* To do:
Find each line holding "icon" and copy it out.
● ● ●
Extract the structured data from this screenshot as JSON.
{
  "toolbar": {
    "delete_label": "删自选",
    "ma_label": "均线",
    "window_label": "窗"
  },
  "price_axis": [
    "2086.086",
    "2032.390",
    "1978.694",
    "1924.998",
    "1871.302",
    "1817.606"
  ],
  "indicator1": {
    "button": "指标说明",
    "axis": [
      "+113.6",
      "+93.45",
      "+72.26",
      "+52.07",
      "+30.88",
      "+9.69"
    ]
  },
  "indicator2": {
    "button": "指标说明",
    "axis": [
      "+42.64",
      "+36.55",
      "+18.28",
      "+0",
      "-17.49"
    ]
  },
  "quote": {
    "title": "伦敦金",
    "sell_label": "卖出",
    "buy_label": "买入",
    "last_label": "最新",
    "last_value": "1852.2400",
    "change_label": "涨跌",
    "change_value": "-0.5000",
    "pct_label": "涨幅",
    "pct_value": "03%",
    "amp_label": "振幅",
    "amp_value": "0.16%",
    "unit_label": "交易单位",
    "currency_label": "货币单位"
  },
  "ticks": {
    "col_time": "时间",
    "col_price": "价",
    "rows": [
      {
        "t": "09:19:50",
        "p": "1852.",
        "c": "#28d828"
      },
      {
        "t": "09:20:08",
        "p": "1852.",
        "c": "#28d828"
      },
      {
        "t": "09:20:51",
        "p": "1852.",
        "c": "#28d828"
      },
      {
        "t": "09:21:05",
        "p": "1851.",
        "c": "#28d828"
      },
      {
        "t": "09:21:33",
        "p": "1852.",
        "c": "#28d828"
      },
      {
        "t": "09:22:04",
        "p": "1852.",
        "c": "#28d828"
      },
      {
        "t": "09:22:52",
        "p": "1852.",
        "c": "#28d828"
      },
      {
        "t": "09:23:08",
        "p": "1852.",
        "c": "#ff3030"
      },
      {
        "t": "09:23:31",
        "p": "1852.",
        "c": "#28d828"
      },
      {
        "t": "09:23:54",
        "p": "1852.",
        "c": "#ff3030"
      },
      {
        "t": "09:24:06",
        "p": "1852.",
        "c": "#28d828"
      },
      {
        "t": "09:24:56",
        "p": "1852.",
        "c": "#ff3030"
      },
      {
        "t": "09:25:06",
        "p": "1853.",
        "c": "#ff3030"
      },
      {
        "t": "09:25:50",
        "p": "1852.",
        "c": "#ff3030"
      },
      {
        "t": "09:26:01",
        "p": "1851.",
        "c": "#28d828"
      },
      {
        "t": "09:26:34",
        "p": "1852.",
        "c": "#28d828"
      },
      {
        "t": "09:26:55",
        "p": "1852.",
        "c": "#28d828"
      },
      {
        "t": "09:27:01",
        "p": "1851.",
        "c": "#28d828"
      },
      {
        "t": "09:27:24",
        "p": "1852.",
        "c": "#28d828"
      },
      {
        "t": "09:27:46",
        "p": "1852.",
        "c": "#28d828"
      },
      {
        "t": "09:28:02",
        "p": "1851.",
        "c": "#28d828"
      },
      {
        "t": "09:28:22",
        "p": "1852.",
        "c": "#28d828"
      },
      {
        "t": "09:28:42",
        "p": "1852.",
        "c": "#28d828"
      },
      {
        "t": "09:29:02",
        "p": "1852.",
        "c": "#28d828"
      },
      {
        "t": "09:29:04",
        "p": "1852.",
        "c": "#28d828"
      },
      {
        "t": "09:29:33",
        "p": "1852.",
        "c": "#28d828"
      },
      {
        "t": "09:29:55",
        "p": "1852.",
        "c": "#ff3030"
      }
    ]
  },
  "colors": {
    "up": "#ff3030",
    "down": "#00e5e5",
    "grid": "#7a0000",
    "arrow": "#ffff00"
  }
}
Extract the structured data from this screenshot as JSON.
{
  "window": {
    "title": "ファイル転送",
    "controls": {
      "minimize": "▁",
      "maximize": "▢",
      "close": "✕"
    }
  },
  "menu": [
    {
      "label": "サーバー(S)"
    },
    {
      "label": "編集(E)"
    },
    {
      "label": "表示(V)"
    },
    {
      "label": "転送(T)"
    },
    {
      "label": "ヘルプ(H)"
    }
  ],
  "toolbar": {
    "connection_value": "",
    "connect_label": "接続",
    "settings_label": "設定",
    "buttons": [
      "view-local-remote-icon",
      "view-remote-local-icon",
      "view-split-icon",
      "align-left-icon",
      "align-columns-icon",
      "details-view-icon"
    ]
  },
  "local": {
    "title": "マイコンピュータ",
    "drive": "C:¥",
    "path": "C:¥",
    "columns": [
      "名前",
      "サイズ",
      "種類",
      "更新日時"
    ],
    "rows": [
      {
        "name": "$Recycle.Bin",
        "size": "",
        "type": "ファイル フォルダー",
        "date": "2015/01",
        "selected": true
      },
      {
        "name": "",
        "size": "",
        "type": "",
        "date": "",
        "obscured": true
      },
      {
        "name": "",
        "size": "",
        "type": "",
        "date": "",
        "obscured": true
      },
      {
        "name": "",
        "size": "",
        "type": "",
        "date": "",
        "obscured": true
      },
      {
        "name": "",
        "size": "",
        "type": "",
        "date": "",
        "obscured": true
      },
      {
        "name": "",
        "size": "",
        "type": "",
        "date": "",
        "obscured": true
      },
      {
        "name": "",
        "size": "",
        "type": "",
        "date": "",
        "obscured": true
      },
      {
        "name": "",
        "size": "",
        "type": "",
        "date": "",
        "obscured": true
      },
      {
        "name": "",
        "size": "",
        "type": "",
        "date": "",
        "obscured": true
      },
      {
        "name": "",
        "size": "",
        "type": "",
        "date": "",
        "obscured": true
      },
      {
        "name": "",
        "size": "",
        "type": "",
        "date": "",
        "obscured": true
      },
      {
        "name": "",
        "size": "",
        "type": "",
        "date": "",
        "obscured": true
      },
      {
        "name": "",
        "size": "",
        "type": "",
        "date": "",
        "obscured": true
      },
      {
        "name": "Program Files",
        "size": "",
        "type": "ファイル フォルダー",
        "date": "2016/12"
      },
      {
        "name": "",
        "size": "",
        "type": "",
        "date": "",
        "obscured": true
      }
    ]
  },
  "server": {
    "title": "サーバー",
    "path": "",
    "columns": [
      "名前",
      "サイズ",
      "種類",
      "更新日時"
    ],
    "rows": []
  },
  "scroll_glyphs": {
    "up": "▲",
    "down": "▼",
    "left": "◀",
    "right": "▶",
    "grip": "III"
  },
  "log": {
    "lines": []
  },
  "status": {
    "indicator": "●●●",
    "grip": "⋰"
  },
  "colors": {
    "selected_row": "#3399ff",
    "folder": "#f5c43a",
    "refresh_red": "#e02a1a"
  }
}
● ● ●
* The completed task:
      "view-local-remote-icon",
      "view-remote-local-icon",
      "view-split-icon",
      "align-left-icon",
      "align-columns-icon",
      "details-view-icon"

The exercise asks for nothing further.